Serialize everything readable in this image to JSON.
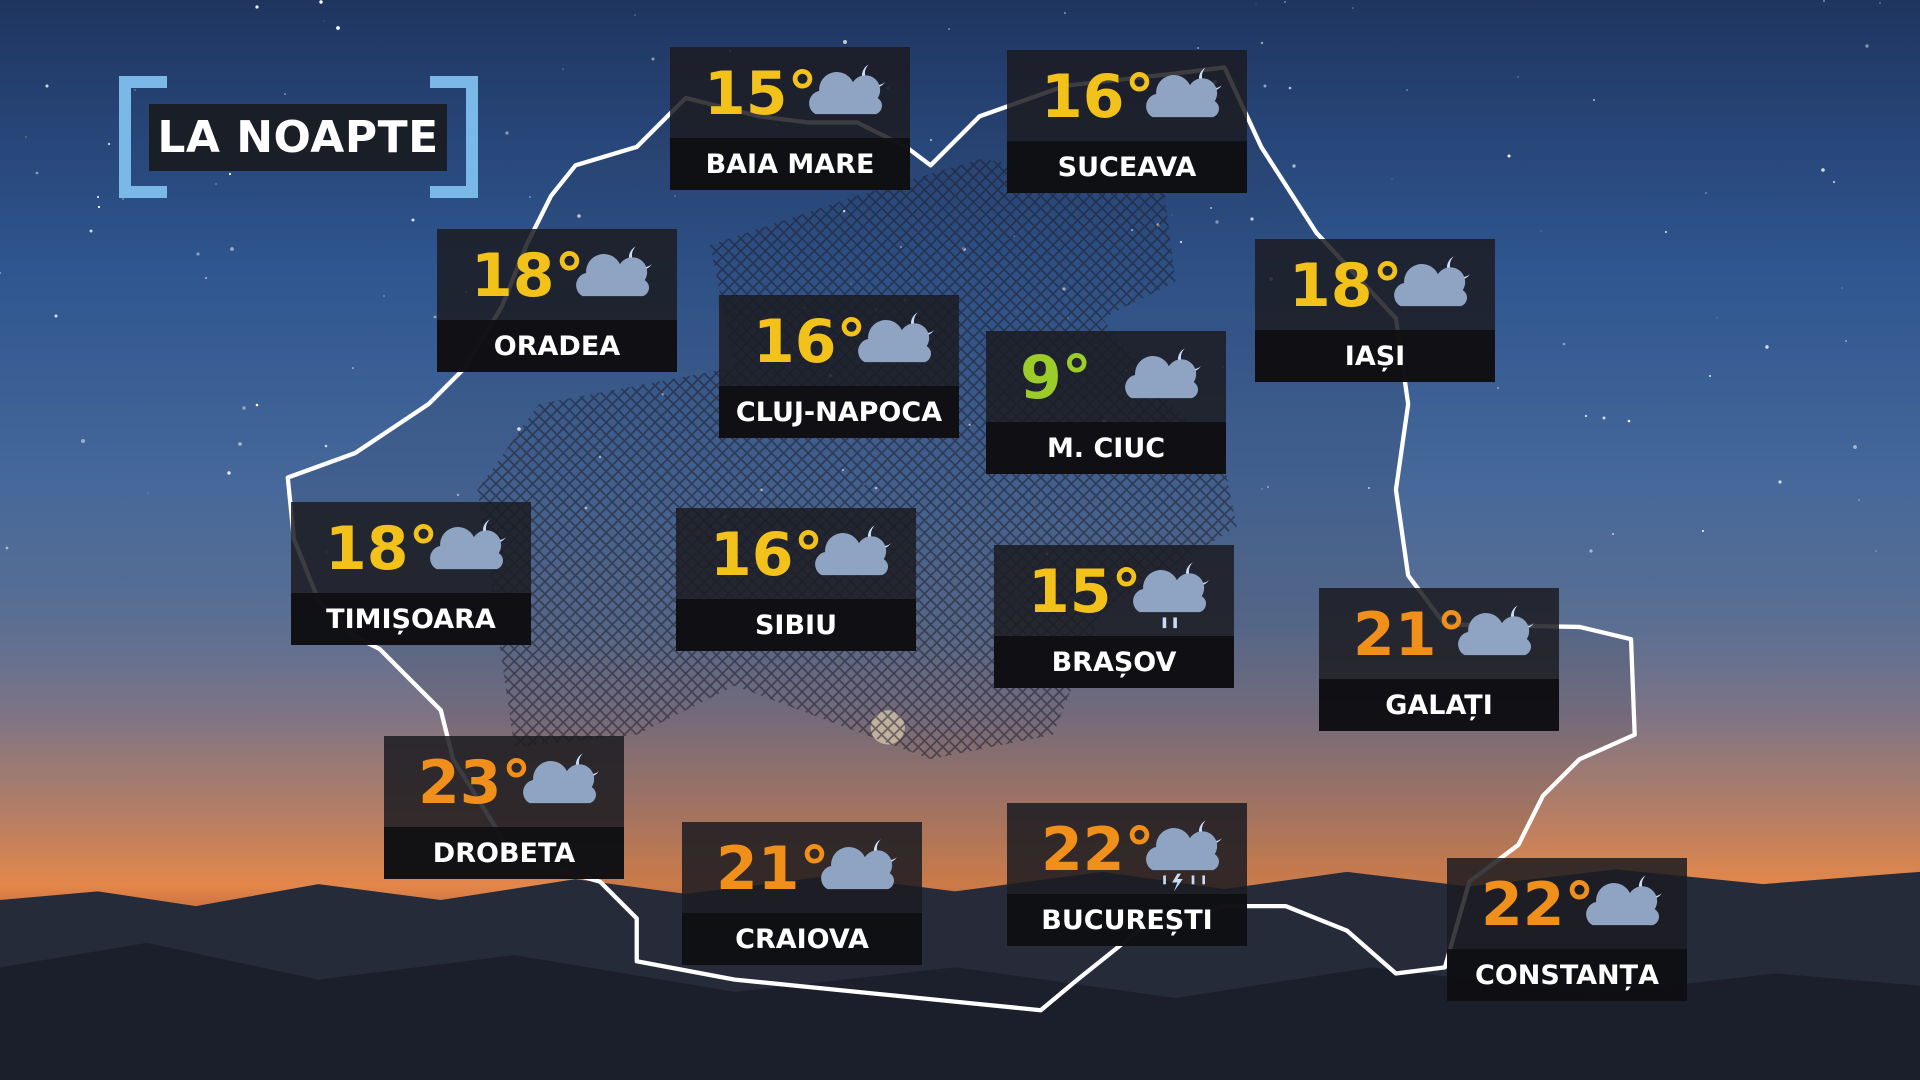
{
  "title": "LA NOAPTE",
  "colors": {
    "cool": "#f2c21a",
    "cold": "#9ccc2a",
    "warm": "#f0901a",
    "bracket": "#7ab8e8",
    "cloud": "#8ea4c2",
    "moon": "#c8dcf8"
  },
  "cities": [
    {
      "name": "BAIA MARE",
      "temp": "15°",
      "color": "#f2c21a",
      "icon": "cloud-moon-icon"
    },
    {
      "name": "SUCEAVA",
      "temp": "16°",
      "color": "#f2c21a",
      "icon": "cloud-moon-icon"
    },
    {
      "name": "ORADEA",
      "temp": "18°",
      "color": "#f2c21a",
      "icon": "cloud-moon-icon"
    },
    {
      "name": "CLUJ-NAPOCA",
      "temp": "16°",
      "color": "#f2c21a",
      "icon": "cloud-moon-icon"
    },
    {
      "name": "M. CIUC",
      "temp": "9°",
      "color": "#9ccc2a",
      "icon": "cloud-moon-icon"
    },
    {
      "name": "IAȘI",
      "temp": "18°",
      "color": "#f2c21a",
      "icon": "cloud-moon-icon"
    },
    {
      "name": "TIMIȘOARA",
      "temp": "18°",
      "color": "#f2c21a",
      "icon": "cloud-moon-icon"
    },
    {
      "name": "SIBIU",
      "temp": "16°",
      "color": "#f2c21a",
      "icon": "cloud-moon-icon"
    },
    {
      "name": "BRAȘOV",
      "temp": "15°",
      "color": "#f2c21a",
      "icon": "rain-moon-icon"
    },
    {
      "name": "GALAȚI",
      "temp": "21°",
      "color": "#f0901a",
      "icon": "cloud-moon-icon"
    },
    {
      "name": "DROBETA",
      "temp": "23°",
      "color": "#f0901a",
      "icon": "cloud-moon-icon"
    },
    {
      "name": "CRAIOVA",
      "temp": "21°",
      "color": "#f0901a",
      "icon": "cloud-moon-icon"
    },
    {
      "name": "BUCUREȘTI",
      "temp": "22°",
      "color": "#f0901a",
      "icon": "thunderstorm-moon-icon"
    },
    {
      "name": "CONSTANȚA",
      "temp": "22°",
      "color": "#f0901a",
      "icon": "cloud-moon-icon"
    }
  ]
}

--------------------------------------------------

Do not include the images; transcribe the rest of the listing exactly.

Serialize everything readable in this image to JSON.
{
  "title": "LA NOAPTE",
  "colors": {
    "cool": "#f2c21a",
    "cold": "#9ccc2a",
    "warm": "#f0901a",
    "bracket": "#7ab8e8",
    "cloud": "#8ea4c2",
    "moon": "#c8dcf8"
  },
  "cities": [
    {
      "name": "BAIA MARE",
      "temp": "15°",
      "color": "#f2c21a",
      "icon": "cloud-moon-icon"
    },
    {
      "name": "SUCEAVA",
      "temp": "16°",
      "color": "#f2c21a",
      "icon": "cloud-moon-icon"
    },
    {
      "name": "ORADEA",
      "temp": "18°",
      "color": "#f2c21a",
      "icon": "cloud-moon-icon"
    },
    {
      "name": "CLUJ-NAPOCA",
      "temp": "16°",
      "color": "#f2c21a",
      "icon": "cloud-moon-icon"
    },
    {
      "name": "M. CIUC",
      "temp": "9°",
      "color": "#9ccc2a",
      "icon": "cloud-moon-icon"
    },
    {
      "name": "IAȘI",
      "temp": "18°",
      "color": "#f2c21a",
      "icon": "cloud-moon-icon"
    },
    {
      "name": "TIMIȘOARA",
      "temp": "18°",
      "color": "#f2c21a",
      "icon": "cloud-moon-icon"
    },
    {
      "name": "SIBIU",
      "temp": "16°",
      "color": "#f2c21a",
      "icon": "cloud-moon-icon"
    },
    {
      "name": "BRAȘOV",
      "temp": "15°",
      "color": "#f2c21a",
      "icon": "rain-moon-icon"
    },
    {
      "name": "GALAȚI",
      "temp": "21°",
      "color": "#f0901a",
      "icon": "cloud-moon-icon"
    },
    {
      "name": "DROBETA",
      "temp": "23°",
      "color": "#f0901a",
      "icon": "cloud-moon-icon"
    },
    {
      "name": "CRAIOVA",
      "temp": "21°",
      "color": "#f0901a",
      "icon": "cloud-moon-icon"
    },
    {
      "name": "BUCUREȘTI",
      "temp": "22°",
      "color": "#f0901a",
      "icon": "thunderstorm-moon-icon"
    },
    {
      "name": "CONSTANȚA",
      "temp": "22°",
      "color": "#f0901a",
      "icon": "cloud-moon-icon"
    }
  ]
}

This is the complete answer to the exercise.